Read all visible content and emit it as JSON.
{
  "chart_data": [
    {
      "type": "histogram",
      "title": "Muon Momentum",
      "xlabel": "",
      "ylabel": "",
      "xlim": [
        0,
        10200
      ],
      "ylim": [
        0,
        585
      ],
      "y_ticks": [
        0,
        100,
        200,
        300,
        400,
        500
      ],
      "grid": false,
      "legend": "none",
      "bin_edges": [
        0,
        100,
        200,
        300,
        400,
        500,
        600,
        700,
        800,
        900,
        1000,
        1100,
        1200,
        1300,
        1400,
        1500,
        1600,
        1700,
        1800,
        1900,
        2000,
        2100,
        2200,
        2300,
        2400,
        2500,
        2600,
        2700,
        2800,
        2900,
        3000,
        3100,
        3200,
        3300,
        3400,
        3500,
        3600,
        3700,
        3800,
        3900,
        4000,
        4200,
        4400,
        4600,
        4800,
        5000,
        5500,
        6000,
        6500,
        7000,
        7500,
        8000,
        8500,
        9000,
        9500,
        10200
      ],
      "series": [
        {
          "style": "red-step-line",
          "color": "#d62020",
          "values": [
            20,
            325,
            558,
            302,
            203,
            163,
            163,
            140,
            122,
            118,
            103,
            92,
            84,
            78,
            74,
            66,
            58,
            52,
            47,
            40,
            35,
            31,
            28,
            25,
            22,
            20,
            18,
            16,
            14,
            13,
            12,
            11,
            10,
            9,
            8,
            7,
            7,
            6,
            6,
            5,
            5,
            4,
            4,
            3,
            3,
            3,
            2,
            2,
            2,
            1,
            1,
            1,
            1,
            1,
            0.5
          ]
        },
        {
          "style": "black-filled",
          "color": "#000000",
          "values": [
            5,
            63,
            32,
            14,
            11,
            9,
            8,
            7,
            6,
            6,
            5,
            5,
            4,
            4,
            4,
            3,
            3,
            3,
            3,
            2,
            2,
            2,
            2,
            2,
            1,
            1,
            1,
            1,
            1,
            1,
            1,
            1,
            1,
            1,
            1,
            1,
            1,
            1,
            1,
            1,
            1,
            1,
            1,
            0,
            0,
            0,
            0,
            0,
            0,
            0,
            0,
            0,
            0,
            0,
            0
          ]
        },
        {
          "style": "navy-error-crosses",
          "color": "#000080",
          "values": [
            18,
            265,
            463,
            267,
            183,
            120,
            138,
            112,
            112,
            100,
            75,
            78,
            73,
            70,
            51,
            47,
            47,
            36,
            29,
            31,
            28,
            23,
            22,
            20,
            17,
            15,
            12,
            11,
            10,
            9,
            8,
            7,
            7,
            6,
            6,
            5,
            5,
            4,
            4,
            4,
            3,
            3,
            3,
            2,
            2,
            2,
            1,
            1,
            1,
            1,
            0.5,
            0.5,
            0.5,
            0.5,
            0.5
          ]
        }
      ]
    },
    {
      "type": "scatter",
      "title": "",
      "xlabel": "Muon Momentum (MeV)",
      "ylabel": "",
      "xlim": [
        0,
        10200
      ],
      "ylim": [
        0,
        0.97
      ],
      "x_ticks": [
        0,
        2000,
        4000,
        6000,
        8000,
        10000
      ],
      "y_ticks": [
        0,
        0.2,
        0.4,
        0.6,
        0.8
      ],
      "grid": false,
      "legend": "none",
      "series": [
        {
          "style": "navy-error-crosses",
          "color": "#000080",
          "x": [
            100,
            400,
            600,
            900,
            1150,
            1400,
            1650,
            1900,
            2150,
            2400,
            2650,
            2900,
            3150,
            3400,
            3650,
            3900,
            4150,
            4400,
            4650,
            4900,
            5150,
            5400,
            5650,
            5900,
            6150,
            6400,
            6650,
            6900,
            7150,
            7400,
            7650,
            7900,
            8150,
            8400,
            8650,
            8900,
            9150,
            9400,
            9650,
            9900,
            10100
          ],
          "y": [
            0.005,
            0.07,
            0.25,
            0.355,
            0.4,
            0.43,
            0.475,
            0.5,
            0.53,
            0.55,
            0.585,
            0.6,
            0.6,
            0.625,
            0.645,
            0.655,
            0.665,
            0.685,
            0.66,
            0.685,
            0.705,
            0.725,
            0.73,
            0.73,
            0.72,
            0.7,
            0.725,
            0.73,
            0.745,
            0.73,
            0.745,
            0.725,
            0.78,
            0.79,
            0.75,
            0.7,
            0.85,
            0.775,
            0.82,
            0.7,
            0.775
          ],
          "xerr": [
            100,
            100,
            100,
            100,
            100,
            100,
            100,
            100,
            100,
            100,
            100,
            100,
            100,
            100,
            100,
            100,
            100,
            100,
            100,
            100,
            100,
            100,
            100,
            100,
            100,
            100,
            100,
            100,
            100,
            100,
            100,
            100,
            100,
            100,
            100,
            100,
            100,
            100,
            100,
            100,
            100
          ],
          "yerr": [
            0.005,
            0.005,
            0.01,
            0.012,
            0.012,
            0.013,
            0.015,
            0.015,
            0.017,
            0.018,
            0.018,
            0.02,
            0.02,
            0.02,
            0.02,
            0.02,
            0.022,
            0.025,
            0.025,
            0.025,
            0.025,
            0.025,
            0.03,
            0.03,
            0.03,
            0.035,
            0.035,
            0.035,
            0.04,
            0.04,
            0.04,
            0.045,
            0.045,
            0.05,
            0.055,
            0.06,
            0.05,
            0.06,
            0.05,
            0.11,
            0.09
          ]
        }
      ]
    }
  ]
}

- **GIVEN TASK**: Copy all of the data. Keep every word exactly as it is.

- **SOLUTION FOR THIS EXERCISE**:
Read all visible content and emit it as JSON.
{
  "chart_data": [
    {
      "type": "histogram",
      "title": "Muon Momentum",
      "xlabel": "",
      "ylabel": "",
      "xlim": [
        0,
        10200
      ],
      "ylim": [
        0,
        585
      ],
      "y_ticks": [
        0,
        100,
        200,
        300,
        400,
        500
      ],
      "grid": false,
      "legend": "none",
      "bin_edges": [
        0,
        100,
        200,
        300,
        400,
        500,
        600,
        700,
        800,
        900,
        1000,
        1100,
        1200,
        1300,
        1400,
        1500,
        1600,
        1700,
        1800,
        1900,
        2000,
        2100,
        2200,
        2300,
        2400,
        2500,
        2600,
        2700,
        2800,
        2900,
        3000,
        3100,
        3200,
        3300,
        3400,
        3500,
        3600,
        3700,
        3800,
        3900,
        4000,
        4200,
        4400,
        4600,
        4800,
        5000,
        5500,
        6000,
        6500,
        7000,
        7500,
        8000,
        8500,
        9000,
        9500,
        10200
      ],
      "series": [
        {
          "style": "red-step-line",
          "color": "#d62020",
          "values": [
            20,
            325,
            558,
            302,
            203,
            163,
            163,
            140,
            122,
            118,
            103,
            92,
            84,
            78,
            74,
            66,
            58,
            52,
            47,
            40,
            35,
            31,
            28,
            25,
            22,
            20,
            18,
            16,
            14,
            13,
            12,
            11,
            10,
            9,
            8,
            7,
            7,
            6,
            6,
            5,
            5,
            4,
            4,
            3,
            3,
            3,
            2,
            2,
            2,
            1,
            1,
            1,
            1,
            1,
            0.5
          ]
        },
        {
          "style": "black-filled",
          "color": "#000000",
          "values": [
            5,
            63,
            32,
            14,
            11,
            9,
            8,
            7,
            6,
            6,
            5,
            5,
            4,
            4,
            4,
            3,
            3,
            3,
            3,
            2,
            2,
            2,
            2,
            2,
            1,
            1,
            1,
            1,
            1,
            1,
            1,
            1,
            1,
            1,
            1,
            1,
            1,
            1,
            1,
            1,
            1,
            1,
            1,
            0,
            0,
            0,
            0,
            0,
            0,
            0,
            0,
            0,
            0,
            0,
            0
          ]
        },
        {
          "style": "navy-error-crosses",
          "color": "#000080",
          "values": [
            18,
            265,
            463,
            267,
            183,
            120,
            138,
            112,
            112,
            100,
            75,
            78,
            73,
            70,
            51,
            47,
            47,
            36,
            29,
            31,
            28,
            23,
            22,
            20,
            17,
            15,
            12,
            11,
            10,
            9,
            8,
            7,
            7,
            6,
            6,
            5,
            5,
            4,
            4,
            4,
            3,
            3,
            3,
            2,
            2,
            2,
            1,
            1,
            1,
            1,
            0.5,
            0.5,
            0.5,
            0.5,
            0.5
          ]
        }
      ]
    },
    {
      "type": "scatter",
      "title": "",
      "xlabel": "Muon Momentum (MeV)",
      "ylabel": "",
      "xlim": [
        0,
        10200
      ],
      "ylim": [
        0,
        0.97
      ],
      "x_ticks": [
        0,
        2000,
        4000,
        6000,
        8000,
        10000
      ],
      "y_ticks": [
        0,
        0.2,
        0.4,
        0.6,
        0.8
      ],
      "grid": false,
      "legend": "none",
      "series": [
        {
          "style": "navy-error-crosses",
          "color": "#000080",
          "x": [
            100,
            400,
            600,
            900,
            1150,
            1400,
            1650,
            1900,
            2150,
            2400,
            2650,
            2900,
            3150,
            3400,
            3650,
            3900,
            4150,
            4400,
            4650,
            4900,
            5150,
            5400,
            5650,
            5900,
            6150,
            6400,
            6650,
            6900,
            7150,
            7400,
            7650,
            7900,
            8150,
            8400,
            8650,
            8900,
            9150,
            9400,
            9650,
            9900,
            10100
          ],
          "y": [
            0.005,
            0.07,
            0.25,
            0.355,
            0.4,
            0.43,
            0.475,
            0.5,
            0.53,
            0.55,
            0.585,
            0.6,
            0.6,
            0.625,
            0.645,
            0.655,
            0.665,
            0.685,
            0.66,
            0.685,
            0.705,
            0.725,
            0.73,
            0.73,
            0.72,
            0.7,
            0.725,
            0.73,
            0.745,
            0.73,
            0.745,
            0.725,
            0.78,
            0.79,
            0.75,
            0.7,
            0.85,
            0.775,
            0.82,
            0.7,
            0.775
          ],
          "xerr": [
            100,
            100,
            100,
            100,
            100,
            100,
            100,
            100,
            100,
            100,
            100,
            100,
            100,
            100,
            100,
            100,
            100,
            100,
            100,
            100,
            100,
            100,
            100,
            100,
            100,
            100,
            100,
            100,
            100,
            100,
            100,
            100,
            100,
            100,
            100,
            100,
            100,
            100,
            100,
            100,
            100
          ],
          "yerr": [
            0.005,
            0.005,
            0.01,
            0.012,
            0.012,
            0.013,
            0.015,
            0.015,
            0.017,
            0.018,
            0.018,
            0.02,
            0.02,
            0.02,
            0.02,
            0.02,
            0.022,
            0.025,
            0.025,
            0.025,
            0.025,
            0.025,
            0.03,
            0.03,
            0.03,
            0.035,
            0.035,
            0.035,
            0.04,
            0.04,
            0.04,
            0.045,
            0.045,
            0.05,
            0.055,
            0.06,
            0.05,
            0.06,
            0.05,
            0.11,
            0.09
          ]
        }
      ]
    }
  ]
}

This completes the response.